Records –
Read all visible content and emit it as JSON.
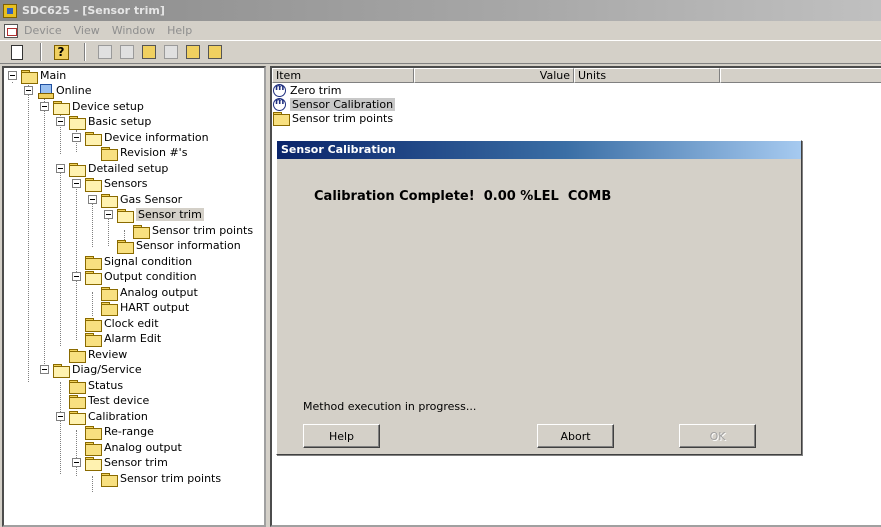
{
  "window": {
    "title": "SDC625 - [Sensor trim]"
  },
  "menu": [
    "Device",
    "View",
    "Window",
    "Help"
  ],
  "tree": {
    "main": "Main",
    "online": "Online",
    "device_setup": "Device setup",
    "basic_setup": "Basic setup",
    "device_information": "Device information",
    "revision": "Revision #'s",
    "detailed_setup": "Detailed setup",
    "sensors": "Sensors",
    "gas_sensor": "Gas Sensor",
    "sensor_trim": "Sensor trim",
    "sensor_trim_points": "Sensor trim points",
    "sensor_information": "Sensor information",
    "signal_condition": "Signal condition",
    "output_condition": "Output condition",
    "analog_output": "Analog output",
    "hart_output": "HART output",
    "clock_edit": "Clock edit",
    "alarm_edit": "Alarm Edit",
    "review": "Review",
    "diag_service": "Diag/Service",
    "status": "Status",
    "test_device": "Test device",
    "calibration": "Calibration",
    "re_range": "Re-range",
    "diag_analog_output": "Analog output",
    "diag_sensor_trim": "Sensor trim",
    "diag_sensor_trim_points": "Sensor trim points"
  },
  "list": {
    "headers": [
      "Item",
      "Value",
      "Units"
    ],
    "rows": [
      "Zero trim",
      "Sensor Calibration",
      "Sensor trim points"
    ]
  },
  "dialog": {
    "title": "Sensor Calibration",
    "message": "Calibration Complete!  0.00 %LEL  COMB",
    "status": "Method execution in progress...",
    "help_label": "Help",
    "abort_label": "Abort",
    "ok_label": "OK"
  }
}
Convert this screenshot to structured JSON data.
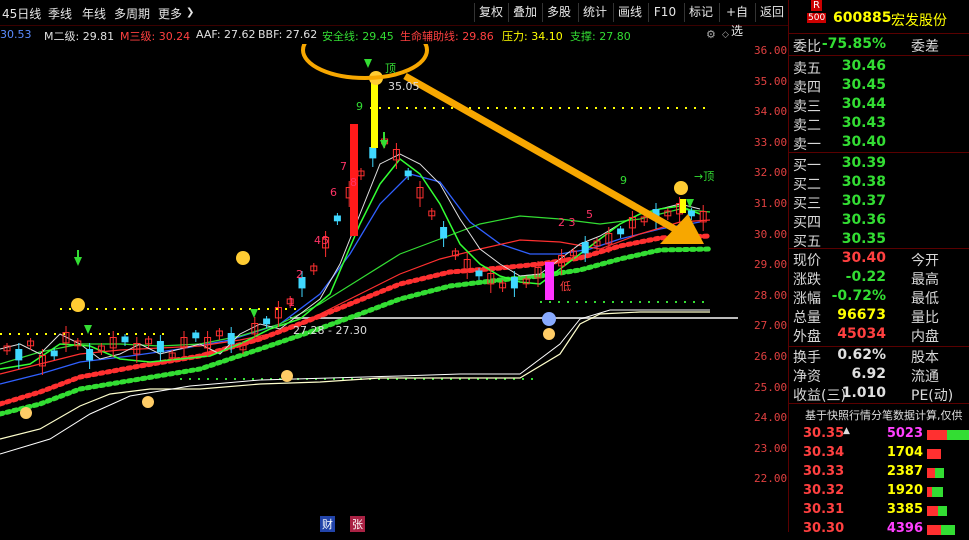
{
  "toolbar": {
    "periods": [
      "45日线",
      "季线",
      "年线",
      "多周期",
      "更多"
    ],
    "more_arrow": "❯",
    "buttons": [
      "复权",
      "叠加",
      "多股",
      "统计",
      "画线",
      "F10",
      "标记",
      "+自选",
      "返回"
    ]
  },
  "indicators": [
    {
      "label": "30.53",
      "color": "#5b8cff"
    },
    {
      "label": "M二级: 29.81",
      "color": "#e0e0e0"
    },
    {
      "label": "M三级: 30.24",
      "color": "#ff4040"
    },
    {
      "label": "AAF: 27.62",
      "color": "#e0e0e0"
    },
    {
      "label": "BBF: 27.62",
      "color": "#e0e0e0"
    },
    {
      "label": "安全线: 29.45",
      "color": "#33dd33"
    },
    {
      "label": "生命辅助线: 29.86",
      "color": "#ff4040"
    },
    {
      "label": "压力: 34.10",
      "color": "#ffff00"
    },
    {
      "label": "支撑: 27.80",
      "color": "#33dd33"
    }
  ],
  "y_axis": {
    "ticks": [
      "36.00",
      "35.00",
      "34.00",
      "33.00",
      "32.00",
      "31.00",
      "30.00",
      "29.00",
      "28.00",
      "27.00",
      "26.00",
      "25.00",
      "24.00",
      "23.00",
      "22.00"
    ]
  },
  "annotations": {
    "high_label": "35.05",
    "top_tag": "顶",
    "top_tag2": "→顶",
    "low_range": "27.28 - 27.30",
    "bottom_tag": "低",
    "nums": [
      "9",
      "8",
      "7",
      "6",
      "5",
      "4",
      "2",
      "1",
      "9",
      "2 3",
      "5"
    ],
    "bottom_tabs": [
      "财",
      "张"
    ]
  },
  "quote": {
    "badge_top": "R",
    "badge_bottom": "500",
    "code": "600885",
    "name": "宏发股份",
    "weibi_label": "委比",
    "weibi_value": "-75.85%",
    "weicha_label": "委差",
    "asks": [
      {
        "label": "卖五",
        "price": "30.46"
      },
      {
        "label": "卖四",
        "price": "30.45"
      },
      {
        "label": "卖三",
        "price": "30.44"
      },
      {
        "label": "卖二",
        "price": "30.43"
      },
      {
        "label": "卖一",
        "price": "30.40"
      }
    ],
    "bids": [
      {
        "label": "买一",
        "price": "30.39"
      },
      {
        "label": "买二",
        "price": "30.38"
      },
      {
        "label": "买三",
        "price": "30.37"
      },
      {
        "label": "买四",
        "price": "30.36"
      },
      {
        "label": "买五",
        "price": "30.35"
      }
    ],
    "stats": [
      {
        "l1": "现价",
        "v1": "30.40",
        "c1": "#ff4040",
        "l2": "今开"
      },
      {
        "l1": "涨跌",
        "v1": "-0.22",
        "c1": "#33dd33",
        "l2": "最高"
      },
      {
        "l1": "涨幅",
        "v1": "-0.72%",
        "c1": "#33dd33",
        "l2": "最低"
      },
      {
        "l1": "总量",
        "v1": "96673",
        "c1": "#ffff00",
        "l2": "量比"
      },
      {
        "l1": "外盘",
        "v1": "45034",
        "c1": "#ff4040",
        "l2": "内盘"
      }
    ],
    "stats2": [
      {
        "l1": "换手",
        "v1": "0.62%",
        "l2": "股本"
      },
      {
        "l1": "净资",
        "v1": "6.92",
        "l2": "流通"
      },
      {
        "l1": "收益(三)",
        "v1": "1.010",
        "l2": "PE(动)"
      }
    ],
    "note": "基于快照行情分笔数据计算,仅供",
    "ticks": [
      {
        "price": "30.35",
        "vol": "5023",
        "vcolor": "#ff40ff",
        "arrow": "▲",
        "bar": [
          0.45,
          0.55
        ]
      },
      {
        "price": "30.34",
        "vol": "1704",
        "vcolor": "#ffff00",
        "arrow": "",
        "bar": [
          0.3,
          0
        ]
      },
      {
        "price": "30.33",
        "vol": "2387",
        "vcolor": "#ffff00",
        "arrow": "",
        "bar": [
          0.18,
          0.2
        ]
      },
      {
        "price": "30.32",
        "vol": "1920",
        "vcolor": "#ffff00",
        "arrow": "",
        "bar": [
          0.1,
          0.25
        ]
      },
      {
        "price": "30.31",
        "vol": "3385",
        "vcolor": "#ffff00",
        "arrow": "",
        "bar": [
          0.25,
          0.2
        ]
      },
      {
        "price": "30.30",
        "vol": "4396",
        "vcolor": "#ff40ff",
        "arrow": "",
        "bar": [
          0.3,
          0.3
        ]
      }
    ]
  }
}
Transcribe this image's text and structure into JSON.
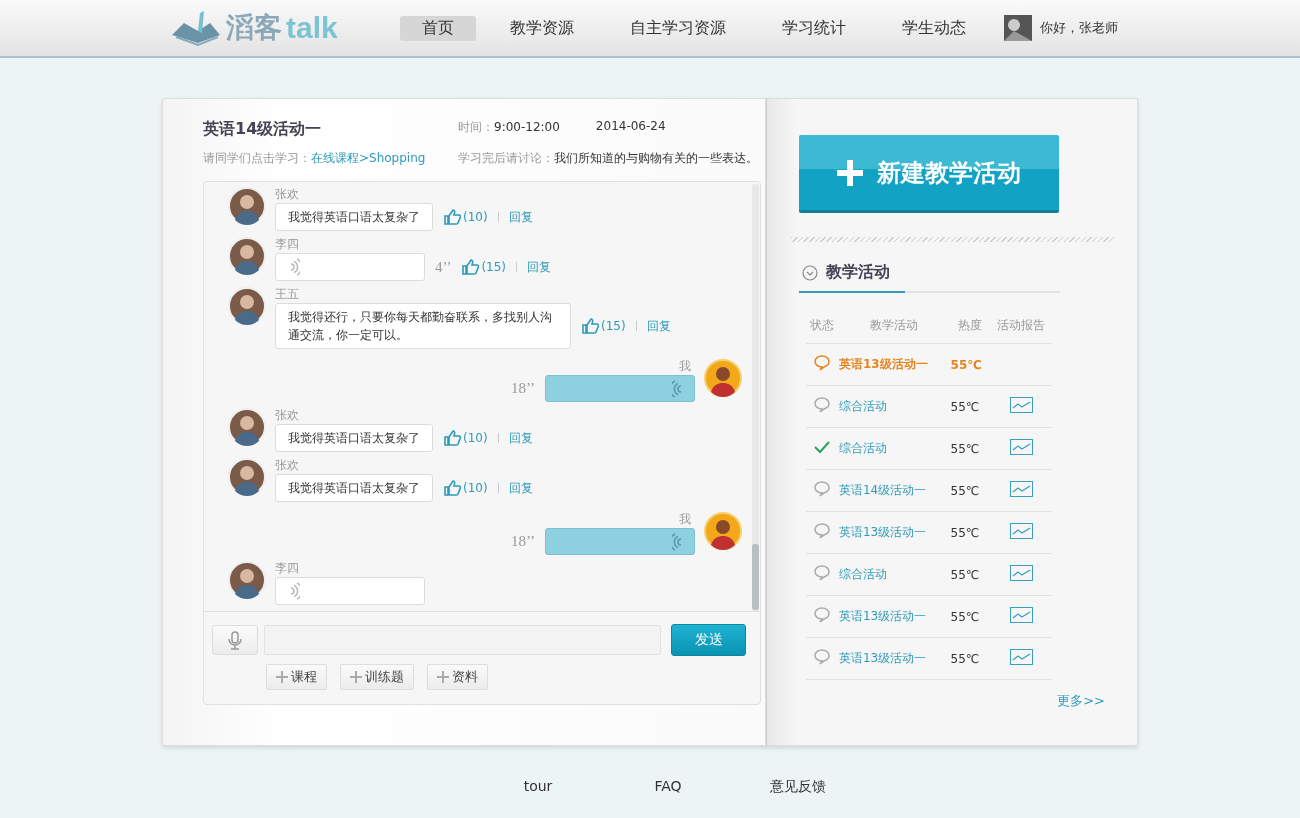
{
  "header": {
    "logo_text": "滔客",
    "logo_suffix": "talk",
    "nav": [
      {
        "label": "首页",
        "selected": true
      },
      {
        "label": "教学资源",
        "selected": false
      },
      {
        "label": "自主学习资源",
        "selected": false
      },
      {
        "label": "学习统计",
        "selected": false
      },
      {
        "label": "学生动态",
        "selected": false
      }
    ],
    "greeting": "你好，张老师"
  },
  "activity": {
    "title": "英语14级活动一",
    "prompt_label": "请同学们点击学习：",
    "prompt_link": "在线课程>Shopping",
    "time_label": "时间：",
    "time": "9:00-12:00",
    "date": "2014-06-24",
    "discuss_label": "学习完后请讨论：",
    "discuss_text": "我们所知道的与购物有关的一些表达。"
  },
  "messages": [
    {
      "kind": "text",
      "name": "张欢",
      "text": "我觉得英语口语太复杂了",
      "likes": "(10)",
      "reply": "回复"
    },
    {
      "kind": "voice",
      "name": "李四",
      "duration": "4’’",
      "likes": "(15)",
      "reply": "回复"
    },
    {
      "kind": "text",
      "name": "王五",
      "text": "我觉得还行，只要你每天都勤奋联系，多找别人沟通交流，你一定可以。",
      "likes": "(15)",
      "reply": "回复"
    },
    {
      "kind": "mine",
      "name": "我",
      "duration": "18’’"
    },
    {
      "kind": "text",
      "name": "张欢",
      "text": "我觉得英语口语太复杂了",
      "likes": "(10)",
      "reply": "回复"
    },
    {
      "kind": "text",
      "name": "张欢",
      "text": "我觉得英语口语太复杂了",
      "likes": "(10)",
      "reply": "回复"
    },
    {
      "kind": "mine",
      "name": "我",
      "duration": "18’’"
    },
    {
      "kind": "voice",
      "name": "李四"
    }
  ],
  "composer": {
    "send": "发送",
    "attachments": [
      "课程",
      "训练题",
      "资料"
    ]
  },
  "panel": {
    "new_button": "新建教学活动",
    "section_title": "教学活动",
    "columns": [
      "状态",
      "教学活动",
      "热度",
      "活动报告"
    ],
    "rows": [
      {
        "kind": "comment",
        "name": "英语13级活动一",
        "heat": "55℃",
        "report": false,
        "selected": true
      },
      {
        "kind": "comment",
        "name": "综合活动",
        "heat": "55℃",
        "report": true,
        "selected": false
      },
      {
        "kind": "done",
        "name": "综合活动",
        "heat": "55℃",
        "report": true,
        "selected": false
      },
      {
        "kind": "comment",
        "name": "英语14级活动一",
        "heat": "55℃",
        "report": true,
        "selected": false
      },
      {
        "kind": "comment",
        "name": "英语13级活动一",
        "heat": "55℃",
        "report": true,
        "selected": false
      },
      {
        "kind": "comment",
        "name": "综合活动",
        "heat": "55℃",
        "report": true,
        "selected": false
      },
      {
        "kind": "comment",
        "name": "英语13级活动一",
        "heat": "55℃",
        "report": true,
        "selected": false
      },
      {
        "kind": "comment",
        "name": "英语13级活动一",
        "heat": "55℃",
        "report": true,
        "selected": false
      }
    ],
    "more": "更多>>"
  },
  "footer": {
    "links": [
      "tour",
      "FAQ",
      "意见反馈"
    ]
  }
}
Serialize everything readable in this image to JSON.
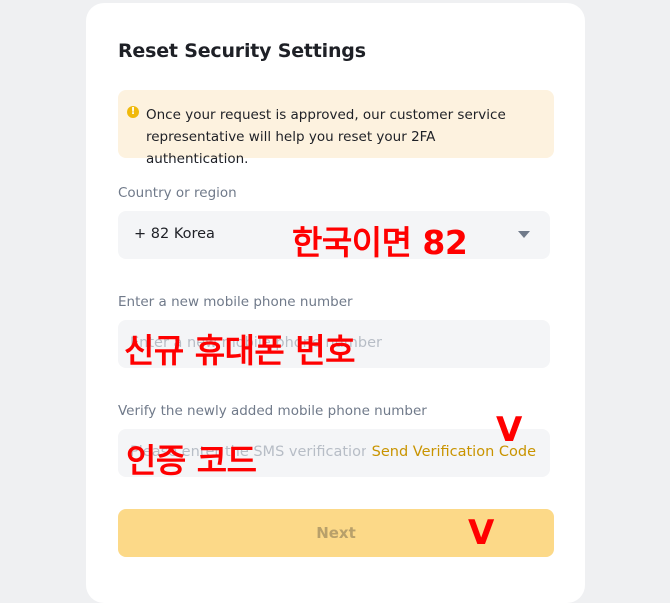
{
  "dialog": {
    "title": "Reset Security Settings",
    "notice": {
      "icon": "warning-icon",
      "icon_glyph": "!",
      "text": "Once your request is approved, our customer service representative will help you reset your 2FA authentication."
    },
    "country": {
      "label": "Country or region",
      "value": "+ 82 Korea",
      "dropdown_icon": "caret-down-icon"
    },
    "phone": {
      "label": "Enter a new mobile phone number",
      "placeholder": "Enter a new mobile phone number"
    },
    "verify": {
      "label": "Verify the newly added mobile phone number",
      "placeholder": "Please enter the SMS verification code",
      "send_button": "Send Verification Code"
    },
    "next_button": "Next"
  },
  "annotations": {
    "country_note": "한국이면 82",
    "phone_note": "신규 휴대폰 번호",
    "code_note": "인증 코드",
    "send_check": "V",
    "next_check": "V"
  },
  "colors": {
    "accent": "#f0b90b",
    "link": "#c99400",
    "button_disabled": "#fcd988",
    "annotation": "#ff0000"
  }
}
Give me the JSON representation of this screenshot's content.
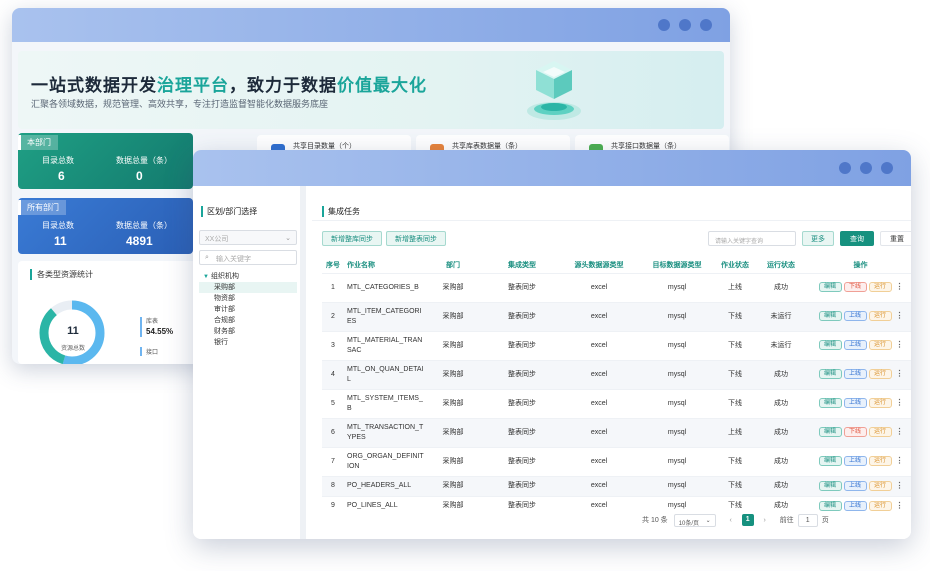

Do this – Copy every line above in which the string "mobile" shows up.

Task result –
      "label": "Enter a new mobile phone number",
      "placeholder": "Enter a new mobile phone number"
      "label": "Verify the newly added mobile phone number",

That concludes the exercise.